Anche il nostro Vescovo, Mons. Luigi Martella, ha diffuso il suo messaggio che è stato recapitato in brochure, realizzata a cura dell’Ufficio diocesano di pastorale della salute, dai Sacerdoti, in occasione della consueta visita del primo venerdì del mese, nelle case degli anziani e ammalati.

«Ecco, cara sorella, caro fratello, – dice Mons. Martella – vengo a stringerti la mano e stare un po’ con te. Perché, partecipare vuol dire stare vicino, soffrire lo stesso dolore, capire, tacere, rendersi utili. Partecipare vuol dire non abbandonare al suo destino chi è nella prova, significa condividere il dolore, aiutare a sopportarlo».

Rispetto alla tentazione di imputare a Dio il mistero del dolore, Mons. Martella esorta a guardare con gli occhi della fede che «sono capaci di guardare in profondità questo mistero. Dio si è incarnato, si è fatto vicino all’uomo, anche nelle sue situazioni più difficili; non ha eliminato la sofferenza, ma nel Crocifisso risorto, nel Figlio di Dio che ha patito fino alla morte e alla morte di croce». Concludendo i suoi pensieri il Vescovo esorta alla preghiera, nella consapevolezza che «non libera dalla sofferenza, ma la trasforma e dona conforto e pace».

Altre copie del messaggio sono disponibili nelle parrocchie e il settimanale Luce e Vita lo pubblicherà sul numero di domenica prossima; nello stesso numero, il paginone centrale sarà dedicato alla giornata del malato, con riflessioni sul versante sanitario e pastorale.

 

Riportiamo in anteprima, la riflessione del direttore dell’ufficio diocesano per la Pastorale della Salute, dott.ssa Pasqualina Mancini:

 

Una carezza e un compito per tutti

 

Il Messaggio del Papa Benedetto XVI per la XX Giornata Mondiale del malato ha come riferimento biblico l’episodio della guarigione dei dieci febbroni narrato nel Vangelo di Luca (Lc 17,11-19) e come temi di riflessione e celebrazione i tre sacramenti di guarigione: Riconciliazione, Unzione degli Infermi, Eucaristia.

**Esercizio**
Per favore, riscrivi la parte del brano che parte dalle parole "Anche il nostro" e si ferma dopo "anziani e ammalati.", sostituendo "brochure" con "opuscolo". I dati provengono da una fonte diversa dal brano.

**Dati di partenza**
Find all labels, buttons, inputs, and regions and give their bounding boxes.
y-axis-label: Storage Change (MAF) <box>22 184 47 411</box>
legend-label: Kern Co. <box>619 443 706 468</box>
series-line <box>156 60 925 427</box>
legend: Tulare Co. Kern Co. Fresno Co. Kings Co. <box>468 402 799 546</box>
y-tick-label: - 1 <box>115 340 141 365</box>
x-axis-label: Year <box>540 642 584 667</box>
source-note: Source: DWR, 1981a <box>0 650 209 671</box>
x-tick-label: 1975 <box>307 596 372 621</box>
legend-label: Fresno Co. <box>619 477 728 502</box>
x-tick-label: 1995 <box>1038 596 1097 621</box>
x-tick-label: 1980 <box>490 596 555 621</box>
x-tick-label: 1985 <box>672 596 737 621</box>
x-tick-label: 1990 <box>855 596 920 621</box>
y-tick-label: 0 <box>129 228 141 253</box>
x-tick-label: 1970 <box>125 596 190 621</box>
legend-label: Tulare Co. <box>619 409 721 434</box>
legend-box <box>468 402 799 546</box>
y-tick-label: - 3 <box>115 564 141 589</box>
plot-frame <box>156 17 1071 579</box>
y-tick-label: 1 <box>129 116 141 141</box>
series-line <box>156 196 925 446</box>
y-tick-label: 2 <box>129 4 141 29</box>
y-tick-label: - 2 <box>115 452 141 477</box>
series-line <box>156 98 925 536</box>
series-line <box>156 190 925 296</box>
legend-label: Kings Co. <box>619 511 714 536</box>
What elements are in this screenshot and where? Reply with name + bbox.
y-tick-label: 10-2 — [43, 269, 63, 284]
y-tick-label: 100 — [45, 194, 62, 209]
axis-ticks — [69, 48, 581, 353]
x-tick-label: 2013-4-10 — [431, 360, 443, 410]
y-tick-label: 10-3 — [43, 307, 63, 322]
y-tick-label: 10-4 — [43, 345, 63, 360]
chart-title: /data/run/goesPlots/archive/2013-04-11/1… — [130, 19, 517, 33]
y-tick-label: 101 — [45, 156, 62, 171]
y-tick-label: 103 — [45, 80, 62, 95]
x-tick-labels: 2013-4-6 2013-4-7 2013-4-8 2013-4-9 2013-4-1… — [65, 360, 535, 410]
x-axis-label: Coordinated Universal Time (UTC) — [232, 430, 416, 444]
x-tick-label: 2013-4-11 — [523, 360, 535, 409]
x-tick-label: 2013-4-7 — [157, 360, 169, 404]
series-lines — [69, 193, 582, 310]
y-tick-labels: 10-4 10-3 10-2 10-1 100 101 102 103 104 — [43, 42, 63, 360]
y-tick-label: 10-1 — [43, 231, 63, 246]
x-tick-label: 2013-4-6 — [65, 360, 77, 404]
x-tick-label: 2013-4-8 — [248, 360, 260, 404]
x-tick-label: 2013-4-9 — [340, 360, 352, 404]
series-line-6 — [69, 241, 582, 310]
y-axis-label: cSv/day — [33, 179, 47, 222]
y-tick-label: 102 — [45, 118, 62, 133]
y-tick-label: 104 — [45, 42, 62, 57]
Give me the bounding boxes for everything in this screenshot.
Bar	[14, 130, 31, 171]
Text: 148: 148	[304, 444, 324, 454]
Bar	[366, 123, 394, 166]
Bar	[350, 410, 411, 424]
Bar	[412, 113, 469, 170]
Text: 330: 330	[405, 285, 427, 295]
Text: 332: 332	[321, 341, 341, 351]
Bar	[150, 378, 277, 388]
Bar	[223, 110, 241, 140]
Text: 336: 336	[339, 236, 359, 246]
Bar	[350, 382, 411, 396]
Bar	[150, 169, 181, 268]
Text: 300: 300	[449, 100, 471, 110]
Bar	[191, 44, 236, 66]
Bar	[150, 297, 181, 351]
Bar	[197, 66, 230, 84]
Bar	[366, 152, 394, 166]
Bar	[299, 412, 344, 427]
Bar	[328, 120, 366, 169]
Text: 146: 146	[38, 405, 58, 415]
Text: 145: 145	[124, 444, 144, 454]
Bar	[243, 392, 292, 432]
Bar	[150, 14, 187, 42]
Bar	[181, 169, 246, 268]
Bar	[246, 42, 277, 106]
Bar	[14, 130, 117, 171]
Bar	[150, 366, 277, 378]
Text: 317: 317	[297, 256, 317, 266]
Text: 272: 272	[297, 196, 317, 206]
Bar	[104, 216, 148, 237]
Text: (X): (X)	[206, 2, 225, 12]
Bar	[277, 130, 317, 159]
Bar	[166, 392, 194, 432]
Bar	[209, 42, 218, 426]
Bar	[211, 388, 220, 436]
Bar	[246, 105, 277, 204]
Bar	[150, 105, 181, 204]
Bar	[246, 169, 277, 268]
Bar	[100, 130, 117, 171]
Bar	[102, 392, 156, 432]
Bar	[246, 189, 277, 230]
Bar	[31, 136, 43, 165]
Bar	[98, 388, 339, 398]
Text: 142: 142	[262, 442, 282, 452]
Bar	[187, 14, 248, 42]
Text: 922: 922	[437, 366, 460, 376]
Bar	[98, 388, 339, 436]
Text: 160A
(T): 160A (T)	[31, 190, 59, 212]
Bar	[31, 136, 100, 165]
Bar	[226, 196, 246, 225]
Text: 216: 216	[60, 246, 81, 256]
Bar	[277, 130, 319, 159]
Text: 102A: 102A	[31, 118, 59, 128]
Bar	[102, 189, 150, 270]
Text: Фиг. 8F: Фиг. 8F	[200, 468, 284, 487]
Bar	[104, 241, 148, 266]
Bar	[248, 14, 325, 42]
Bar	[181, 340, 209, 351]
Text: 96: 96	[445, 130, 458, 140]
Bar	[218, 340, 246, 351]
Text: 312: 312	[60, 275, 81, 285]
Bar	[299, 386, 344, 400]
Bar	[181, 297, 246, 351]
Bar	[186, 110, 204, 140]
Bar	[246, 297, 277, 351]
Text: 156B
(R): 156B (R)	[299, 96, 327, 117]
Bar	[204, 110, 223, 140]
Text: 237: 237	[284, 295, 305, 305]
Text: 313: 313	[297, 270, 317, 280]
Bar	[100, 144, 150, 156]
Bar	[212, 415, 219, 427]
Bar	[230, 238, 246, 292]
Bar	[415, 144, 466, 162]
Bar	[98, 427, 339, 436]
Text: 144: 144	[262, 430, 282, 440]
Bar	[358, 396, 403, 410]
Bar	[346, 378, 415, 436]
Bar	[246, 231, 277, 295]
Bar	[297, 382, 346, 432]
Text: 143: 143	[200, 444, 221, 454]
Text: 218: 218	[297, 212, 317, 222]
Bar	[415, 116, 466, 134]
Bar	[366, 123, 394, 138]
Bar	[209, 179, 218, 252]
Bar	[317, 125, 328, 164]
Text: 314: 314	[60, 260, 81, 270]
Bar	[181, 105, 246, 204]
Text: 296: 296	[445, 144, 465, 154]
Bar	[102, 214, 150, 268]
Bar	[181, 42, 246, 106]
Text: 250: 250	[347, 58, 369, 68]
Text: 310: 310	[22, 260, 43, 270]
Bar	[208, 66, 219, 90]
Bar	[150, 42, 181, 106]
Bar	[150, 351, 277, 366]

**Risultato dell'esercizio**
Anche il nostro Vescovo, Mons. Luigi Martella, ha diffuso il suo messaggio che è stato recapitato in opuscolo, realizzata a cura dell’Ufficio diocesano di pastorale della salute, dai Sacerdoti, in occasione della consueta visita del primo venerdì del mese, nelle case degli anziani e ammalati.